● TASK TO CARRY OUT
Report every line in the listing below where the string "free" shows up.

● RECORDS SUPPLIED
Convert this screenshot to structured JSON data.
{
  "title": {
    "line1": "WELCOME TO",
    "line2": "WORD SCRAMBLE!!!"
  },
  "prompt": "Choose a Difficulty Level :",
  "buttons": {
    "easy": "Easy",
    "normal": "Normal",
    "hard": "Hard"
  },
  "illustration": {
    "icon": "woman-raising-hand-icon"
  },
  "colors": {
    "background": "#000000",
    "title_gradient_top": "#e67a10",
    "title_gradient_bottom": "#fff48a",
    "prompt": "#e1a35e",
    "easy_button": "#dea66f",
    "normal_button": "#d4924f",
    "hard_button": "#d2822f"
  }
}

==

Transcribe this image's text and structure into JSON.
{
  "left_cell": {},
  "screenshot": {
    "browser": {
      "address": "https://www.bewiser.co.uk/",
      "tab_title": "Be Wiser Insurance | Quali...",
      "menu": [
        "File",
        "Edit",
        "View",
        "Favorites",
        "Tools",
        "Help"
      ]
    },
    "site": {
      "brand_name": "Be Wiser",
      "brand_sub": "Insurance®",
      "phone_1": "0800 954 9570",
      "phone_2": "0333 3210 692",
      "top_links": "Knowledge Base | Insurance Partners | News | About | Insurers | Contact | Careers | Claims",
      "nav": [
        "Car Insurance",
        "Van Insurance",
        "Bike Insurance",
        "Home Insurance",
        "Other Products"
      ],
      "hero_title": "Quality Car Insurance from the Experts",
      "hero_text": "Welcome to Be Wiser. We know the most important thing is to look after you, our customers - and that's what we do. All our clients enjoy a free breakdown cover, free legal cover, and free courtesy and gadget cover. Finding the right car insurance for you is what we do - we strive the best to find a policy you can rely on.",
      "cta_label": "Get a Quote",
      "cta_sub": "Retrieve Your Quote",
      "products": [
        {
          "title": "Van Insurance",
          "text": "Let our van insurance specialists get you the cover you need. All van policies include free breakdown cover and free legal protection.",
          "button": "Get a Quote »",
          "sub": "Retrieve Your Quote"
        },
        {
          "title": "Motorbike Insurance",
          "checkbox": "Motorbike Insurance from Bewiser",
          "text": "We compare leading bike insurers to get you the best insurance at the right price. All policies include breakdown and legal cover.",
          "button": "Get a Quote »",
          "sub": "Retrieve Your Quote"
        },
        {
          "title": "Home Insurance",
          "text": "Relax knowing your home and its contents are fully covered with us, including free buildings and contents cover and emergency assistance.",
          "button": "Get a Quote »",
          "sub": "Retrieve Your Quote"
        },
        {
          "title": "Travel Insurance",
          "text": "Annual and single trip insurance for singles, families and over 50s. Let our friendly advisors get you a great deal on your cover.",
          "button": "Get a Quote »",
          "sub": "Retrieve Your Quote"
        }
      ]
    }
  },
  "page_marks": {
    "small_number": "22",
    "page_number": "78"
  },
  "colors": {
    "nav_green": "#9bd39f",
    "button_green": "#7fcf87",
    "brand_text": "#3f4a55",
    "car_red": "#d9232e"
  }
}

---

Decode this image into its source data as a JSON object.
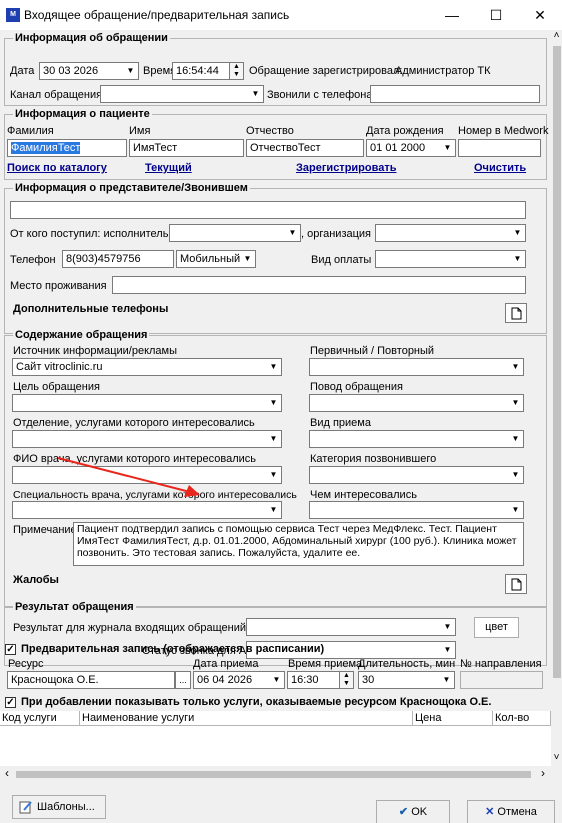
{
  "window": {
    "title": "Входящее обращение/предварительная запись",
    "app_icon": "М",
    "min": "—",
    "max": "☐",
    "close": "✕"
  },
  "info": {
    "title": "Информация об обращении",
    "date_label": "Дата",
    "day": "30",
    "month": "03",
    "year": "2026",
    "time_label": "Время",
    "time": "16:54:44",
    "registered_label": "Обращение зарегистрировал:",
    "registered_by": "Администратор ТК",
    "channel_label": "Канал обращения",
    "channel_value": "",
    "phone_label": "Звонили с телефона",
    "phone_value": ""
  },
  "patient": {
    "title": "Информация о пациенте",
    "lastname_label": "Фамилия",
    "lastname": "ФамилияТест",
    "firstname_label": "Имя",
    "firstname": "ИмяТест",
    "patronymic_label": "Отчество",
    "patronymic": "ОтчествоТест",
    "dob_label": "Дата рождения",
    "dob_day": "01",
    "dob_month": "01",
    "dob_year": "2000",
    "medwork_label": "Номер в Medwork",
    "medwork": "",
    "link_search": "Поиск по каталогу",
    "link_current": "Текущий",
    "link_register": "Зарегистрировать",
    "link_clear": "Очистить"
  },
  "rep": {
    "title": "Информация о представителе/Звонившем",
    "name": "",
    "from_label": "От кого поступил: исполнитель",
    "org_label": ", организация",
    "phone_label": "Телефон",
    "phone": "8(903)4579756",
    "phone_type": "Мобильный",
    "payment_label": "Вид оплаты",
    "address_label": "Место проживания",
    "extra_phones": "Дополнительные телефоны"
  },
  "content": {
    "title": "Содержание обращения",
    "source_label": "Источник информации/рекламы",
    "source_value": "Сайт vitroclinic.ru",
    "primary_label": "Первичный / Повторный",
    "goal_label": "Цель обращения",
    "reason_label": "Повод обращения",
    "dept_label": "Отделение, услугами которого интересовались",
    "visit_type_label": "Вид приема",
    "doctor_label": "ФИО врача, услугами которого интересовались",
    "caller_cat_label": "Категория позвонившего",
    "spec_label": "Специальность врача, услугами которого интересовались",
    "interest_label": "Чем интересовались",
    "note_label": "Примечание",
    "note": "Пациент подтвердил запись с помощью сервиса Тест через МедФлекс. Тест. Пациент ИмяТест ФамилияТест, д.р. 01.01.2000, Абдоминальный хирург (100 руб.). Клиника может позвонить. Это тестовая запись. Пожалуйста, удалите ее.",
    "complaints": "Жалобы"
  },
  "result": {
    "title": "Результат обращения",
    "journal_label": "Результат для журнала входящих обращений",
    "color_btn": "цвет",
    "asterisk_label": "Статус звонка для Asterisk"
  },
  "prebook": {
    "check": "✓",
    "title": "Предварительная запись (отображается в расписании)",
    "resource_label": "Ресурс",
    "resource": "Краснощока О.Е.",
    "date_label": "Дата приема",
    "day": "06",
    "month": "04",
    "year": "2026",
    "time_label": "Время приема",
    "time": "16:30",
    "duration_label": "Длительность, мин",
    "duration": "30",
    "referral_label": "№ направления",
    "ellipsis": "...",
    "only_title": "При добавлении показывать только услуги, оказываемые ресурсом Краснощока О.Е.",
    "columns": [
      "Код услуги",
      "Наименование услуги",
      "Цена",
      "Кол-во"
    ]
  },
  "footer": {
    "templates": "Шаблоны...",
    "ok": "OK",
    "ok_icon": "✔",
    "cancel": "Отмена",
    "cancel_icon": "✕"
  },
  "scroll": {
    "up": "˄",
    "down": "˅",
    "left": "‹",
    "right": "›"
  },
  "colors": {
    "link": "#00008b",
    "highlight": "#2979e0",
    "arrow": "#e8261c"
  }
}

● EXERCISE ANSWER
      "hero_text": "Welcome to Be Wiser. We know the most important thing is to look after you, our customers - and that's what we do. All our clients enjoy a free breakdown cover, free legal cover, and free courtesy and gadget cover. Finding the right car insurance for you is what we do - we strive the best to find a policy you can rely on.",
          "text": "Let our van insurance specialists get you the cover you need. All van policies include free breakdown cover and free legal protection.",
          "text": "Relax knowing your home and its contents are fully covered with us, including free buildings and contents cover and emergency assistance.",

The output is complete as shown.